**Problem statement**:
Copy every record below, exactly as written.

Data extracted from a collection:
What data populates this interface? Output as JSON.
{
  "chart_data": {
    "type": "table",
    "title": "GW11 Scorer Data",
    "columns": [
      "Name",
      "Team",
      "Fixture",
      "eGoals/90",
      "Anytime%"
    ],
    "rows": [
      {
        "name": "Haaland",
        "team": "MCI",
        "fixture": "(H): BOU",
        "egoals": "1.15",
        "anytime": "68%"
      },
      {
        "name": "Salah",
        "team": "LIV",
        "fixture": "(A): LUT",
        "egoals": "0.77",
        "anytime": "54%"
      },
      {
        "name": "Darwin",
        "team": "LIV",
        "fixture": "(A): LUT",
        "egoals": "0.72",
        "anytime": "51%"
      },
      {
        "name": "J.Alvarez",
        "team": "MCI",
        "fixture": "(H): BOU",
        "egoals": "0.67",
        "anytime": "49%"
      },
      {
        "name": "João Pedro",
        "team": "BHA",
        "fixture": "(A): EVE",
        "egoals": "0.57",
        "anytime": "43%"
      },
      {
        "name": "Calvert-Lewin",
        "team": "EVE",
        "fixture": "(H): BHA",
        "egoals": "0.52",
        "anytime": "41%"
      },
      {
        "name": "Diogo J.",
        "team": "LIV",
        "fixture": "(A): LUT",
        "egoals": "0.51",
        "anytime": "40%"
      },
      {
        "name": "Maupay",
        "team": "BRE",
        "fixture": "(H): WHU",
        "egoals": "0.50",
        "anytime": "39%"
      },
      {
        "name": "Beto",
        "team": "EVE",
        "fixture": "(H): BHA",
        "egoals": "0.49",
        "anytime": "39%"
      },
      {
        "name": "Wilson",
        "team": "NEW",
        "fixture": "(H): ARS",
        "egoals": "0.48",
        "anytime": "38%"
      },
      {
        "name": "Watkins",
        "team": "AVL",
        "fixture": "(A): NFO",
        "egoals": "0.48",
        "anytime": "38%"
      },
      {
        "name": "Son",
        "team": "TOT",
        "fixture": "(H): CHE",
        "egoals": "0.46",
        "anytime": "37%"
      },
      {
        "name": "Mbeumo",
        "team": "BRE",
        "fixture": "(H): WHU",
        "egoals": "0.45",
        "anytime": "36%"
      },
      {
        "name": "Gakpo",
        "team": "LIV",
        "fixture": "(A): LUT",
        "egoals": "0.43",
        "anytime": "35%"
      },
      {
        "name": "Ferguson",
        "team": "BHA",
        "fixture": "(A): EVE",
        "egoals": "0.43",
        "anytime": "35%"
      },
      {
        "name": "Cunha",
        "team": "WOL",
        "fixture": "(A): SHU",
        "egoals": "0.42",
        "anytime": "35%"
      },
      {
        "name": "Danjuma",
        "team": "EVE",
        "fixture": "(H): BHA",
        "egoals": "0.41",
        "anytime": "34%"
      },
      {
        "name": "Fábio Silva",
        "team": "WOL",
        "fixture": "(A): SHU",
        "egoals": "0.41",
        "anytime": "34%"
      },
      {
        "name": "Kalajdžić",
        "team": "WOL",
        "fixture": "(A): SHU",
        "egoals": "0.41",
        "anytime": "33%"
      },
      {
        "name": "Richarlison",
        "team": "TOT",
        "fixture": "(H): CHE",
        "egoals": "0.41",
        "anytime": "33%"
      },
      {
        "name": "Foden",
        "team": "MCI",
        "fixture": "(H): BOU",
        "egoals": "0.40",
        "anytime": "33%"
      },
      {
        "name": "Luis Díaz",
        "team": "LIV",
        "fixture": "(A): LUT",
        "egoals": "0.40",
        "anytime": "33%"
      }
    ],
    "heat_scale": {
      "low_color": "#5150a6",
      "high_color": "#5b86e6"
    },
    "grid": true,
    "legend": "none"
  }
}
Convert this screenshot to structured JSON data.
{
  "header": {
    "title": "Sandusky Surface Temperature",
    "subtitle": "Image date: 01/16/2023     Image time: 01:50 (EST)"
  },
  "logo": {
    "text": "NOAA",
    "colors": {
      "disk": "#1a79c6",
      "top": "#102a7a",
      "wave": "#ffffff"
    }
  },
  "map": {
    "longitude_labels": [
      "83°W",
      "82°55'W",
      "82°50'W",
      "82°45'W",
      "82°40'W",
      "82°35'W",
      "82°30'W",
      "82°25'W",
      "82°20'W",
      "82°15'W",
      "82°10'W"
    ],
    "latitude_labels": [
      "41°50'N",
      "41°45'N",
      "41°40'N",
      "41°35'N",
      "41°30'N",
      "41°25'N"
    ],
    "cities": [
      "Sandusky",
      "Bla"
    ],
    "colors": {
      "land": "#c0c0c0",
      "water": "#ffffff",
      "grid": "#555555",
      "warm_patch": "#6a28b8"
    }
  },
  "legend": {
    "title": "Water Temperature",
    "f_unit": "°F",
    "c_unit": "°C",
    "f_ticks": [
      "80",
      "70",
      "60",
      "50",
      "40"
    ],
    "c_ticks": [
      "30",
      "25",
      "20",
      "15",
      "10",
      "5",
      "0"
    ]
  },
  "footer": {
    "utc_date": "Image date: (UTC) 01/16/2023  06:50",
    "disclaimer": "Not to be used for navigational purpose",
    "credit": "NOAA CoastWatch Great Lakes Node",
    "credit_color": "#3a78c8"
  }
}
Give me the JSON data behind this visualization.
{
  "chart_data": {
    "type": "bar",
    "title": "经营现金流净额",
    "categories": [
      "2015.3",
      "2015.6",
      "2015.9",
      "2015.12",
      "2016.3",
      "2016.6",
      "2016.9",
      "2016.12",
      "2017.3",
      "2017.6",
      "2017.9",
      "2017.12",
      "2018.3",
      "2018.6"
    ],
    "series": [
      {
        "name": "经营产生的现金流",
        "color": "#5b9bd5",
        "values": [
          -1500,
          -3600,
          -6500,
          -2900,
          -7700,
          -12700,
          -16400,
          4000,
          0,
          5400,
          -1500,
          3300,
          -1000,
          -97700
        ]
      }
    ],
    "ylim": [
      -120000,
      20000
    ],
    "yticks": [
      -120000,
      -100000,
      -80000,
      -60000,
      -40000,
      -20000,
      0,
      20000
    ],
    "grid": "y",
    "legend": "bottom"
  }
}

**Result for this exercise**:
What data populates this interface? Output as JSON.
{
  "chart_data": {
    "type": "table",
    "title": "GW11 Scorer Data",
    "columns": [
      "Name",
      "Team",
      "Fixture",
      "eGoals/90",
      "Anytime%"
    ],
    "rows": [
      {
        "name": "Haaland",
        "team": "MCI",
        "fixture": "(H): BOU",
        "egoals": "1.15",
        "anytime": "68%"
      },
      {
        "name": "Salah",
        "team": "LIV",
        "fixture": "(A): LUT",
        "egoals": "0.77",
        "anytime": "54%"
      },
      {
        "name": "Darwin",
        "team": "LIV",
        "fixture": "(A): LUT",
        "egoals": "0.72",
        "anytime": "51%"
      },
      {
        "name": "J.Alvarez",
        "team": "MCI",
        "fixture": "(H): BOU",
        "egoals": "0.67",
        "anytime": "49%"
      },
      {
        "name": "João Pedro",
        "team": "BHA",
        "fixture": "(A): EVE",
        "egoals": "0.57",
        "anytime": "43%"
      },
      {
        "name": "Calvert-Lewin",
        "team": "EVE",
        "fixture": "(H): BHA",
        "egoals": "0.52",
        "anytime": "41%"
      },
      {
        "name": "Diogo J.",
        "team": "LIV",
        "fixture": "(A): LUT",
        "egoals": "0.51",
        "anytime": "40%"
      },
      {
        "name": "Maupay",
        "team": "BRE",
        "fixture": "(H): WHU",
        "egoals": "0.50",
        "anytime": "39%"
      },
      {
        "name": "Beto",
        "team": "EVE",
        "fixture": "(H): BHA",
        "egoals": "0.49",
        "anytime": "39%"
      },
      {
        "name": "Wilson",
        "team": "NEW",
        "fixture": "(H): ARS",
        "egoals": "0.48",
        "anytime": "38%"
      },
      {
        "name": "Watkins",
        "team": "AVL",
        "fixture": "(A): NFO",
        "egoals": "0.48",
        "anytime": "38%"
      },
      {
        "name": "Son",
        "team": "TOT",
        "fixture": "(H): CHE",
        "egoals": "0.46",
        "anytime": "37%"
      },
      {
        "name": "Mbeumo",
        "team": "BRE",
        "fixture": "(H): WHU",
        "egoals": "0.45",
        "anytime": "36%"
      },
      {
        "name": "Gakpo",
        "team": "LIV",
        "fixture": "(A): LUT",
        "egoals": "0.43",
        "anytime": "35%"
      },
      {
        "name": "Ferguson",
        "team": "BHA",
        "fixture": "(A): EVE",
        "egoals": "0.43",
        "anytime": "35%"
      },
      {
        "name": "Cunha",
        "team": "WOL",
        "fixture": "(A): SHU",
        "egoals": "0.42",
        "anytime": "35%"
      },
      {
        "name": "Danjuma",
        "team": "EVE",
        "fixture": "(H): BHA",
        "egoals": "0.41",
        "anytime": "34%"
      },
      {
        "name": "Fábio Silva",
        "team": "WOL",
        "fixture": "(A): SHU",
        "egoals": "0.41",
        "anytime": "34%"
      },
      {
        "name": "Kalajdžić",
        "team": "WOL",
        "fixture": "(A): SHU",
        "egoals": "0.41",
        "anytime": "33%"
      },
      {
        "name": "Richarlison",
        "team": "TOT",
        "fixture": "(H): CHE",
        "egoals": "0.41",
        "anytime": "33%"
      },
      {
        "name": "Foden",
        "team": "MCI",
        "fixture": "(H): BOU",
        "egoals": "0.40",
        "anytime": "33%"
      },
      {
        "name": "Luis Díaz",
        "team": "LIV",
        "fixture": "(A): LUT",
        "egoals": "0.40",
        "anytime": "33%"
      }
    ],
    "heat_scale": {
      "low_color": "#5150a6",
      "high_color": "#5b86e6"
    },
    "grid": true,
    "legend": "none"
  }
}
Convert this screenshot to structured JSON data.
{
  "header": {
    "title": "Sandusky Surface Temperature",
    "subtitle": "Image date: 01/16/2023     Image time: 01:50 (EST)"
  },
  "logo": {
    "text": "NOAA",
    "colors": {
      "disk": "#1a79c6",
      "top": "#102a7a",
      "wave": "#ffffff"
    }
  },
  "map": {
    "longitude_labels": [
      "83°W",
      "82°55'W",
      "82°50'W",
      "82°45'W",
      "82°40'W",
      "82°35'W",
      "82°30'W",
      "82°25'W",
      "82°20'W",
      "82°15'W",
      "82°10'W"
    ],
    "latitude_labels": [
      "41°50'N",
      "41°45'N",
      "41°40'N",
      "41°35'N",
      "41°30'N",
      "41°25'N"
    ],
    "cities": [
      "Sandusky",
      "Bla"
    ],
    "colors": {
      "land": "#c0c0c0",
      "water": "#ffffff",
      "grid": "#555555",
      "warm_patch": "#6a28b8"
    }
  },
  "legend": {
    "title": "Water Temperature",
    "f_unit": "°F",
    "c_unit": "°C",
    "f_ticks": [
      "80",
      "70",
      "60",
      "50",
      "40"
    ],
    "c_ticks": [
      "30",
      "25",
      "20",
      "15",
      "10",
      "5",
      "0"
    ]
  },
  "footer": {
    "utc_date": "Image date: (UTC) 01/16/2023  06:50",
    "disclaimer": "Not to be used for navigational purpose",
    "credit": "NOAA CoastWatch Great Lakes Node",
    "credit_color": "#3a78c8"
  }
}
Give me the JSON data behind this visualization.
{
  "chart_data": {
    "type": "bar",
    "title": "经营现金流净额",
    "categories": [
      "2015.3",
      "2015.6",
      "2015.9",
      "2015.12",
      "2016.3",
      "2016.6",
      "2016.9",
      "2016.12",
      "2017.3",
      "2017.6",
      "2017.9",
      "2017.12",
      "2018.3",
      "2018.6"
    ],
    "series": [
      {
        "name": "经营产生的现金流",
        "color": "#5b9bd5",
        "values": [
          -1500,
          -3600,
          -6500,
          -2900,
          -7700,
          -12700,
          -16400,
          4000,
          0,
          5400,
          -1500,
          3300,
          -1000,
          -97700
        ]
      }
    ],
    "ylim": [
      -120000,
      20000
    ],
    "yticks": [
      -120000,
      -100000,
      -80000,
      -60000,
      -40000,
      -20000,
      0,
      20000
    ],
    "grid": "y",
    "legend": "bottom"
  }
}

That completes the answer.